-- Task instructions --
Repeat exactly the lines that run from the one containing "Convert this screenshot" to the end of the data, and leave out all others.

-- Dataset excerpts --
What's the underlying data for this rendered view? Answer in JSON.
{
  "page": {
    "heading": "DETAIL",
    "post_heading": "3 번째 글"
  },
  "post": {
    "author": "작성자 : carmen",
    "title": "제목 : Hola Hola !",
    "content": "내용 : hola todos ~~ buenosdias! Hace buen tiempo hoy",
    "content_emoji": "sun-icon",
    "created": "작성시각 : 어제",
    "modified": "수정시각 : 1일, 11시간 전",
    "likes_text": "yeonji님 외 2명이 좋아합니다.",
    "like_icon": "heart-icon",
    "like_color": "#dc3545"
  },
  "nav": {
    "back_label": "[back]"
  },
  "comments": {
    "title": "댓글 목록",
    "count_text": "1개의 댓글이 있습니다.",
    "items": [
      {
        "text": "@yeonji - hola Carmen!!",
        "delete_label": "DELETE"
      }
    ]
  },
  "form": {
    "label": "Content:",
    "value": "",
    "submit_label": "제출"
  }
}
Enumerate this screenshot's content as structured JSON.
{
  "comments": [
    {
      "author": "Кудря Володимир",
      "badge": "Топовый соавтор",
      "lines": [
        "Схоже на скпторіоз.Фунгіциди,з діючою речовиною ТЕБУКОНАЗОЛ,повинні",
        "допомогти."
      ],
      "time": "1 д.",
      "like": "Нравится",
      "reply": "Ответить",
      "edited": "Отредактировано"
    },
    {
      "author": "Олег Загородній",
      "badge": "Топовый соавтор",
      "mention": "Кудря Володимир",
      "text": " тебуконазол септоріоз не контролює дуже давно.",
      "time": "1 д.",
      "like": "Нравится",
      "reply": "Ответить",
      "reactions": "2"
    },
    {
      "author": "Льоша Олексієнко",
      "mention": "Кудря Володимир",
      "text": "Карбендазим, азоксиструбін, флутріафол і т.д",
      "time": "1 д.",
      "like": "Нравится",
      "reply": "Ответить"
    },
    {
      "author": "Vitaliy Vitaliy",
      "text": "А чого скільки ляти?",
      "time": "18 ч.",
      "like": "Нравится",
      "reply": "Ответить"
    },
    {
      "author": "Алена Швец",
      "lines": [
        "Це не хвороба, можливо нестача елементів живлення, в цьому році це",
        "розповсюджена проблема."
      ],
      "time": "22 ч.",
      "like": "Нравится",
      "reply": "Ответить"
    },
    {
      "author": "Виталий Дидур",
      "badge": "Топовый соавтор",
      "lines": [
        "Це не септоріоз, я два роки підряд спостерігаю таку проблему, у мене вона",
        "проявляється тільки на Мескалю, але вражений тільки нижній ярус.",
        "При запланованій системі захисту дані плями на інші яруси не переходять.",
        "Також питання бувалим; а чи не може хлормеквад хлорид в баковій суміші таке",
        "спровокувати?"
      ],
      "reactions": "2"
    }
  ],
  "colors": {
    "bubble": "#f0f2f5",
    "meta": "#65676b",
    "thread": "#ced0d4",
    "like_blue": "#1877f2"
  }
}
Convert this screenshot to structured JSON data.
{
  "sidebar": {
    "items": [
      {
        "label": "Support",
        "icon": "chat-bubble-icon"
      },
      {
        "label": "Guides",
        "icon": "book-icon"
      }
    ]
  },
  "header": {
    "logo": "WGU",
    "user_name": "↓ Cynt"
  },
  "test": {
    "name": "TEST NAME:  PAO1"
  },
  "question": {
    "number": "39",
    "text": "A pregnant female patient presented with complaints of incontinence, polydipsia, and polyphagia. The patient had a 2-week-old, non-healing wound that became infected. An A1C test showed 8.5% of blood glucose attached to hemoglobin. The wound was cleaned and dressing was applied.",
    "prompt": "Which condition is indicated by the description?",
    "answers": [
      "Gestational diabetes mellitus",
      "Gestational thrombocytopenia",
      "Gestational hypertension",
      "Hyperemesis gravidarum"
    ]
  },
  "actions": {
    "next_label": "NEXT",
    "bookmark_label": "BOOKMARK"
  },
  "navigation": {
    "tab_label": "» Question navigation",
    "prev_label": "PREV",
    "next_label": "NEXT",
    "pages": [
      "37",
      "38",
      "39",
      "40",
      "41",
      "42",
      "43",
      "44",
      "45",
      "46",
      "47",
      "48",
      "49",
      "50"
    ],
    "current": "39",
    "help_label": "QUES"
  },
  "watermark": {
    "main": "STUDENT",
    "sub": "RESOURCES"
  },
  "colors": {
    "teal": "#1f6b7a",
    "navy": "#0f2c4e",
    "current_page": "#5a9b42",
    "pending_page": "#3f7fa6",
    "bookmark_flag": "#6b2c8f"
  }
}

-- Full response --
Convert this screenshot to structured JSON data.
{
  "sidebar": {
    "items": [
      {
        "label": "Support",
        "icon": "chat-bubble-icon"
      },
      {
        "label": "Guides",
        "icon": "book-icon"
      }
    ]
  },
  "header": {
    "logo": "WGU",
    "user_name": "↓ Cynt"
  },
  "test": {
    "name": "TEST NAME:  PAO1"
  },
  "question": {
    "number": "39",
    "text": "A pregnant female patient presented with complaints of incontinence, polydipsia, and polyphagia. The patient had a 2-week-old, non-healing wound that became infected. An A1C test showed 8.5% of blood glucose attached to hemoglobin. The wound was cleaned and dressing was applied.",
    "prompt": "Which condition is indicated by the description?",
    "answers": [
      "Gestational diabetes mellitus",
      "Gestational thrombocytopenia",
      "Gestational hypertension",
      "Hyperemesis gravidarum"
    ]
  },
  "actions": {
    "next_label": "NEXT",
    "bookmark_label": "BOOKMARK"
  },
  "navigation": {
    "tab_label": "» Question navigation",
    "prev_label": "PREV",
    "next_label": "NEXT",
    "pages": [
      "37",
      "38",
      "39",
      "40",
      "41",
      "42",
      "43",
      "44",
      "45",
      "46",
      "47",
      "48",
      "49",
      "50"
    ],
    "current": "39",
    "help_label": "QUES"
  },
  "watermark": {
    "main": "STUDENT",
    "sub": "RESOURCES"
  },
  "colors": {
    "teal": "#1f6b7a",
    "navy": "#0f2c4e",
    "current_page": "#5a9b42",
    "pending_page": "#3f7fa6",
    "bookmark_flag": "#6b2c8f"
  }
}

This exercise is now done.